DATASET EXTRACT:
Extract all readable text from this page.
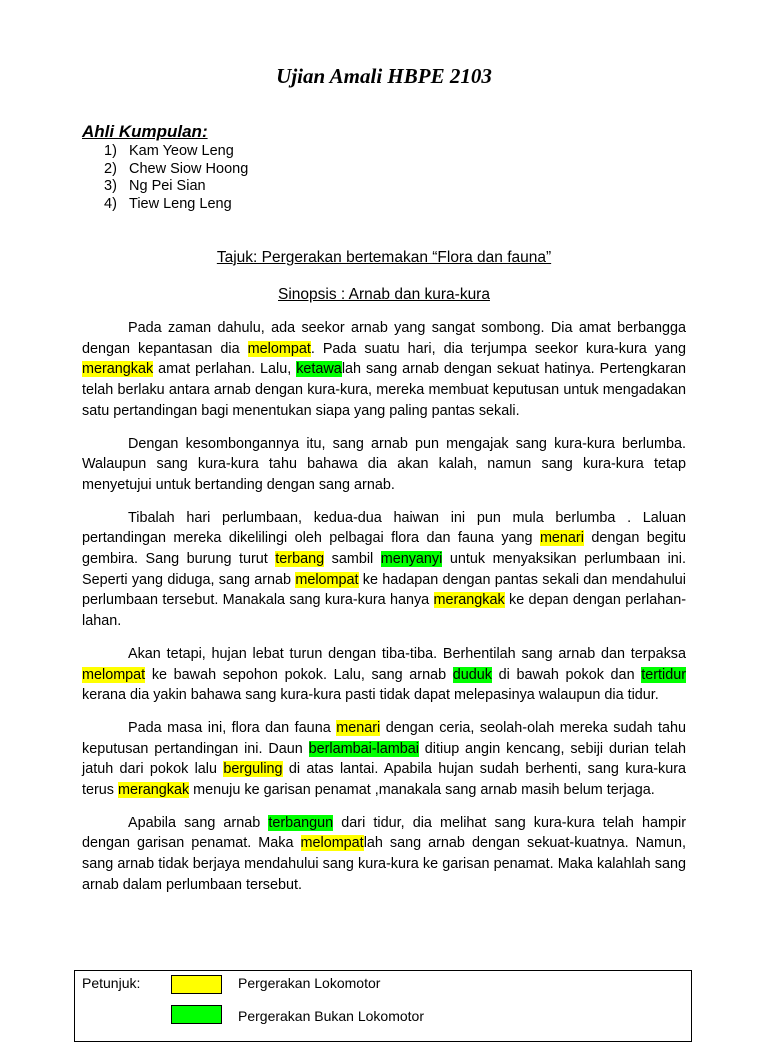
Ujian Amali HBPE 2103
Ahli Kumpulan:
1) Kam Yeow Leng
2) Chew Siow Hoong
3) Ng Pei Sian
4) Tiew Leng Leng
Tajuk: Pergerakan bertemakan “Flora dan fauna”
Sinopsis : Arnab dan kura-kura

Pada zaman dahulu, ada seekor arnab yang sangat sombong. Dia amat berbangga dengan kepantasan dia melompat. Pada suatu hari, dia terjumpa seekor kura-kura yang merangkak amat perlahan. Lalu, ketawalah sang arnab dengan sekuat hatinya. Pertengkaran telah berlaku antara arnab dengan kura-kura, mereka membuat keputusan untuk mengadakan satu pertandingan bagi menentukan siapa yang paling pantas sekali.

Dengan kesombongannya itu, sang arnab pun mengajak sang kura-kura berlumba. Walaupun sang kura-kura tahu bahawa dia akan kalah, namun sang kura-kura tetap menyetujui untuk bertanding dengan sang arnab.

Tibalah hari perlumbaan, kedua-dua haiwan ini pun mula berlumba . Laluan pertandingan mereka dikelilingi oleh pelbagai flora dan fauna yang menari dengan begitu gembira. Sang burung turut terbang sambil menyanyi untuk menyaksikan perlumbaan ini. Seperti yang diduga, sang arnab melompat ke hadapan dengan pantas sekali dan mendahului perlumbaan tersebut. Manakala sang kura-kura hanya merangkak ke depan dengan perlahan-lahan.

Akan tetapi, hujan lebat turun dengan tiba-tiba. Berhentilah sang arnab dan terpaksa melompat ke bawah sepohon pokok. Lalu, sang arnab duduk di bawah pokok dan tertidur kerana dia yakin bahawa sang kura-kura pasti tidak dapat melepasinya walaupun dia tidur.

Pada masa ini, flora dan fauna menari dengan ceria, seolah-olah mereka sudah tahu keputusan pertandingan ini. Daun berlambai-lambai ditiup angin kencang, sebiji durian telah jatuh dari pokok lalu berguling di atas lantai. Apabila hujan sudah berhenti, sang kura-kura terus merangkak menuju ke garisan penamat ,manakala sang arnab masih belum terjaga.

Apabila sang arnab terbangun dari tidur, dia melihat sang kura-kura telah hampir dengan garisan penamat. Maka melompatlah sang arnab dengan sekuat-kuatnya. Namun, sang arnab tidak berjaya mendahului sang kura-kura ke garisan penamat. Maka kalahlah sang arnab dalam perlumbaan tersebut.

Petunjuk:	Pergerakan Lokomotor
Pergerakan Bukan Lokomotor
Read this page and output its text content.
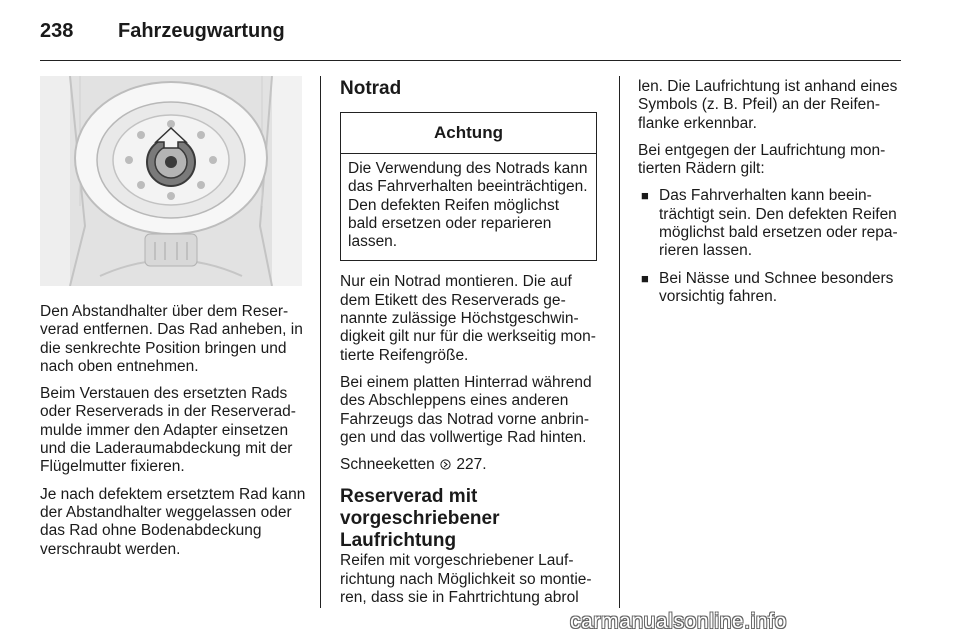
238	Fahrzeugwartung

Den Abstandhalter über dem Reserverad entfernen. Das Rad anheben, in die senkrechte Position bringen und nach oben entnehmen.

Beim Verstauen des ersetzten Rads oder Reserverads in der Reserveradmulde immer den Adapter einsetzen und die Laderaumabdeckung mit der Flügelmutter fixieren.

Je nach defektem ersetztem Rad kann der Abstandhalter weggelassen oder das Rad ohne Bodenabdeckung verschraubt werden.

Notrad
Achtung
Die Verwendung des Notrads kann das Fahrverhalten beeinträchtigen. Den defekten Reifen möglichst bald ersetzen oder reparieren lassen.

Nur ein Notrad montieren. Die auf dem Etikett des Reserverads genannte zulässige Höchstgeschwindigkeit gilt nur für die werkseitig montierte Reifengröße.

Bei einem platten Hinterrad während des Abschleppens eines anderen Fahrzeugs das Notrad vorne anbringen und das vollwertige Rad hinten.

Schneeketten 227.

Reserverad mit vorgeschriebener Laufrichtung

Reifen mit vorgeschriebener Laufrichtung nach Möglichkeit so montieren, dass sie in Fahrtrichtung abrol

len. Die Laufrichtung ist anhand eines Symbols (z. B. Pfeil) an der Reifenflanke erkennbar.

Bei entgegen der Laufrichtung montierten Rädern gilt:

■ Das Fahrverhalten kann beeinträchtigt sein. Den defekten Reifen möglichst bald ersetzen oder reparieren lassen.
■ Bei Nässe und Schnee besonders vorsichtig fahren.
carmanualsonline.info
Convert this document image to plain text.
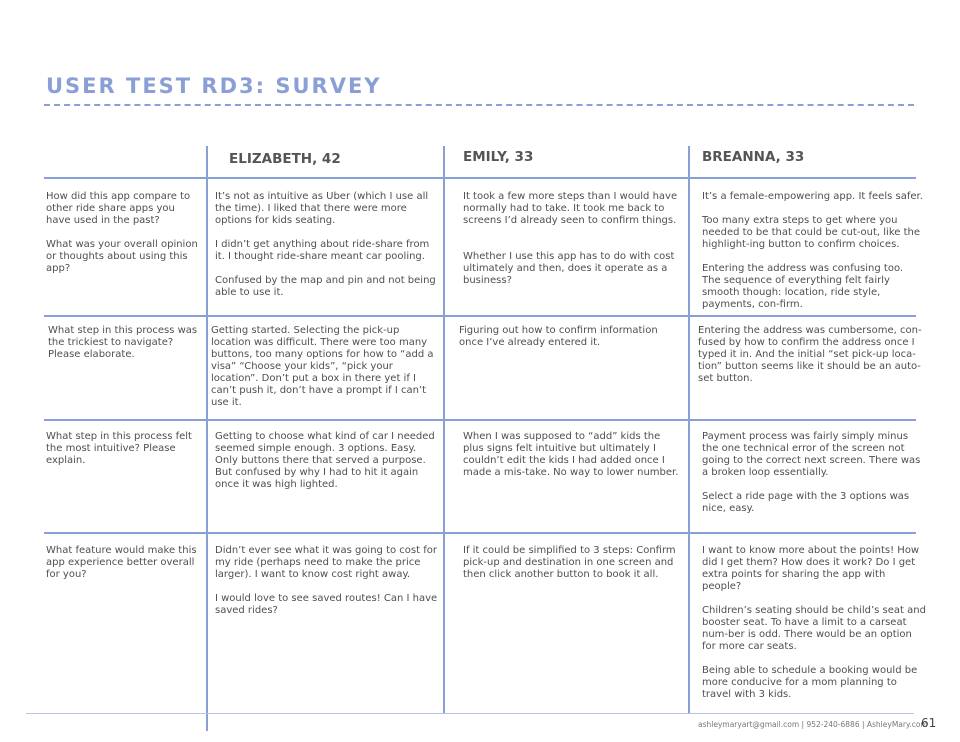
USER TEST RD3: SURVEY
ELIZABETH, 42	EMILY, 33	BREANNA, 33

How did this app compare to other ride share apps you have used in the past?

What was your overall opinion or thoughts about using this app?

It’s not as intuitive as Uber (which I use all the time). I liked that there were more options for kids seating.

I didn’t get anything about ride-share from it. I thought ride-share meant car pooling.

Confused by the map and pin and not being able to use it.

It took a few more steps than I would have normally had to take. It took me back to screens I’d already seen to confirm things.

Whether I use this app has to do with cost ultimately and then, does it operate as a business?

It’s a female-empowering app. It feels safer.

Too many extra steps to get where you needed to be that could be cut-out, like the highlight-ing button to confirm choices.

Entering the address was confusing too. The sequence of everything felt fairly smooth though: location, ride style, payments, con-firm.

What step in this process was the trickiest to navigate? Please elaborate.

Getting started. Selecting the pick-up location was difficult. There were too many buttons, too many options for how to “add a visa” “Choose your kids”, “pick your location”. Don’t put a box in there yet if I can’t push it, don’t have a prompt if I can’t use it.

Figuring out how to confirm information once I’ve already entered it.

Entering the address was cumbersome, con-fused by how to confirm the address once I typed it in. And the initial “set pick-up loca-tion” button seems like it should be an auto-set button.

What step in this process felt the most intuitive? Please explain.

Getting to choose what kind of car I needed seemed simple enough. 3 options. Easy. Only buttons there that served a purpose. But confused by why I had to hit it again once it was high lighted.

When I was supposed to “add” kids the plus signs felt intuitive but ultimately I couldn’t edit the kids I had added once I made a mis-take. No way to lower number.

Payment process was fairly simply minus the one technical error of the screen not going to the correct next screen. There was a broken loop essentially.

Select a ride page with the 3 options was nice, easy.

What feature would make this app experience better overall for you?

Didn’t ever see what it was going to cost for my ride (perhaps need to make the price larger). I want to know cost right away.

I would love to see saved routes! Can I have saved rides?

If it could be simplified to 3 steps: Confirm pick-up and destination in one screen and then click another button to book it all.

I want to know more about the points! How did I get them? How does it work? Do I get extra points for sharing the app with people?

Children’s seating should be child’s seat and booster seat. To have a limit to a carseat num-ber is odd. There would be an option for more car seats.

Being able to schedule a booking would be more conducive for a mom planning to travel with 3 kids.

ashleymaryart@gmail.com | 952-240-6886 | AshleyMary.com
61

INSTRUCTIONS TO FOLLOW: Pick out each line that holds the string "reparieren".

COMPLETE ANSWER:
Die Verwendung des Notrads kann das Fahrverhalten beeinträchtigen. Den defekten Reifen möglichst bald ersetzen oder reparieren lassen.
■ Das Fahrverhalten kann beeinträchtigt sein. Den defekten Reifen möglichst bald ersetzen oder reparieren lassen.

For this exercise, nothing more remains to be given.